THE EXERCISE - Transcribe the records below exactly as they appear.

LISTING -
* * * * *
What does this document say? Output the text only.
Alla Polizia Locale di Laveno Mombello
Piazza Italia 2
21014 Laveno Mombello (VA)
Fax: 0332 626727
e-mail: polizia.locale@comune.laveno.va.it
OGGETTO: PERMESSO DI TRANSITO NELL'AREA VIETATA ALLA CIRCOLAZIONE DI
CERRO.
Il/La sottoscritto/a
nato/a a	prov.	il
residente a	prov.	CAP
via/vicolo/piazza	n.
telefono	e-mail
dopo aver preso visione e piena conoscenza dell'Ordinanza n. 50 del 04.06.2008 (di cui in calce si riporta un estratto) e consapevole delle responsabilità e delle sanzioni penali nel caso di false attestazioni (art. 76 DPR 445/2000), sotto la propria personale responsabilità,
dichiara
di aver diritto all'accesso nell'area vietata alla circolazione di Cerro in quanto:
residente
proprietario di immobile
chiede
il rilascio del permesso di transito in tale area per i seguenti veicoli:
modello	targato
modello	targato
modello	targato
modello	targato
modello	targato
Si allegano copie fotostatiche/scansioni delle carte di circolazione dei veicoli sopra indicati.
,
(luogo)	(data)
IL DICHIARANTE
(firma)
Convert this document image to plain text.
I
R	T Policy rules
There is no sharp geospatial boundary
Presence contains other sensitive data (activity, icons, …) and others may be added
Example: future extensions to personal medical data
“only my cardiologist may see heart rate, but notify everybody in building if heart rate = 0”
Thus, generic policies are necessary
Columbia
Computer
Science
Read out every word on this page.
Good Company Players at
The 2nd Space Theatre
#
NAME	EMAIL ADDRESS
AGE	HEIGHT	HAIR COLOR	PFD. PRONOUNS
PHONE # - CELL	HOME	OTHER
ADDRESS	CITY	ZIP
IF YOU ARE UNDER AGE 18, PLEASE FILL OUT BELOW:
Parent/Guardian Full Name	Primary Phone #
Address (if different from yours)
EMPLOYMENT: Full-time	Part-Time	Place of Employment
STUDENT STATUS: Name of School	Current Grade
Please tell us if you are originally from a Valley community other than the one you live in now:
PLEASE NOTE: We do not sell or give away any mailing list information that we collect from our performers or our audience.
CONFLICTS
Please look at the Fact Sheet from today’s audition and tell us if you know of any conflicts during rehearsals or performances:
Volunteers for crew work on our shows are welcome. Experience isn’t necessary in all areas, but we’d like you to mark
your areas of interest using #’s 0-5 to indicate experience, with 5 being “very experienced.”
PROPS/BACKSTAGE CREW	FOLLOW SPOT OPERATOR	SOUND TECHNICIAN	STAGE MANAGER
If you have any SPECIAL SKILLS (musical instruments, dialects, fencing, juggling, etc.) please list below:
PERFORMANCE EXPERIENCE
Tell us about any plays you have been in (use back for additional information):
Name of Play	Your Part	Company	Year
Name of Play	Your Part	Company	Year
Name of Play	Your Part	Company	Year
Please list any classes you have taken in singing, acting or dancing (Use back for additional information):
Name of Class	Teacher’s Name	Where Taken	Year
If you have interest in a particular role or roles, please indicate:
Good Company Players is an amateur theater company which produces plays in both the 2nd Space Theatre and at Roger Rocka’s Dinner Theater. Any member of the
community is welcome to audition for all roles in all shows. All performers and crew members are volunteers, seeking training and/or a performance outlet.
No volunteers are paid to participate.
* * * * *
COMPLETED EXERCISE -
What does this document say? Output the text only.
Alla Polizia Locale di Laveno Mombello
Piazza Italia 2
21014 Laveno Mombello (VA)
Fax: 0332 626727
e-mail: polizia.locale@comune.laveno.va.it
OGGETTO: PERMESSO DI TRANSITO NELL'AREA VIETATA ALLA CIRCOLAZIONE DI
CERRO.
Il/La sottoscritto/a
nato/a a	prov.	il
residente a	prov.	CAP
via/vicolo/piazza	n.
telefono	e-mail
dopo aver preso visione e piena conoscenza dell'Ordinanza n. 50 del 04.06.2008 (di cui in calce si riporta un estratto) e consapevole delle responsabilità e delle sanzioni penali nel caso di false attestazioni (art. 76 DPR 445/2000), sotto la propria personale responsabilità,
dichiara
di aver diritto all'accesso nell'area vietata alla circolazione di Cerro in quanto:
residente
proprietario di immobile
chiede
il rilascio del permesso di transito in tale area per i seguenti veicoli:
modello	targato
modello	targato
modello	targato
modello	targato
modello	targato
Si allegano copie fotostatiche/scansioni delle carte di circolazione dei veicoli sopra indicati.
,
(luogo)	(data)
IL DICHIARANTE
(firma)
Convert this document image to plain text.
I
R	T Policy rules
There is no sharp geospatial boundary
Presence contains other sensitive data (activity, icons, …) and others may be added
Example: future extensions to personal medical data
“only my cardiologist may see heart rate, but notify everybody in building if heart rate = 0”
Thus, generic policies are necessary
Columbia
Computer
Science
Read out every word on this page.
Good Company Players at
The 2nd Space Theatre
#
NAME	EMAIL ADDRESS
AGE	HEIGHT	HAIR COLOR	PFD. PRONOUNS
PHONE # - CELL	HOME	OTHER
ADDRESS	CITY	ZIP
IF YOU ARE UNDER AGE 18, PLEASE FILL OUT BELOW:
Parent/Guardian Full Name	Primary Phone #
Address (if different from yours)
EMPLOYMENT: Full-time	Part-Time	Place of Employment
STUDENT STATUS: Name of School	Current Grade
Please tell us if you are originally from a Valley community other than the one you live in now:
PLEASE NOTE: We do not sell or give away any mailing list information that we collect from our performers or our audience.
CONFLICTS
Please look at the Fact Sheet from today’s audition and tell us if you know of any conflicts during rehearsals or performances:
Volunteers for crew work on our shows are welcome. Experience isn’t necessary in all areas, but we’d like you to mark
your areas of interest using #’s 0-5 to indicate experience, with 5 being “very experienced.”
PROPS/BACKSTAGE CREW	FOLLOW SPOT OPERATOR	SOUND TECHNICIAN	STAGE MANAGER
If you have any SPECIAL SKILLS (musical instruments, dialects, fencing, juggling, etc.) please list below:
PERFORMANCE EXPERIENCE
Tell us about any plays you have been in (use back for additional information):
Name of Play	Your Part	Company	Year
Name of Play	Your Part	Company	Year
Name of Play	Your Part	Company	Year
Please list any classes you have taken in singing, acting or dancing (Use back for additional information):
Name of Class	Teacher’s Name	Where Taken	Year
If you have interest in a particular role or roles, please indicate:
Good Company Players is an amateur theater company which produces plays in both the 2nd Space Theatre and at Roger Rocka’s Dinner Theater. Any member of the
community is welcome to audition for all roles in all shows. All performers and crew members are volunteers, seeking training and/or a performance outlet.
No volunteers are paid to participate.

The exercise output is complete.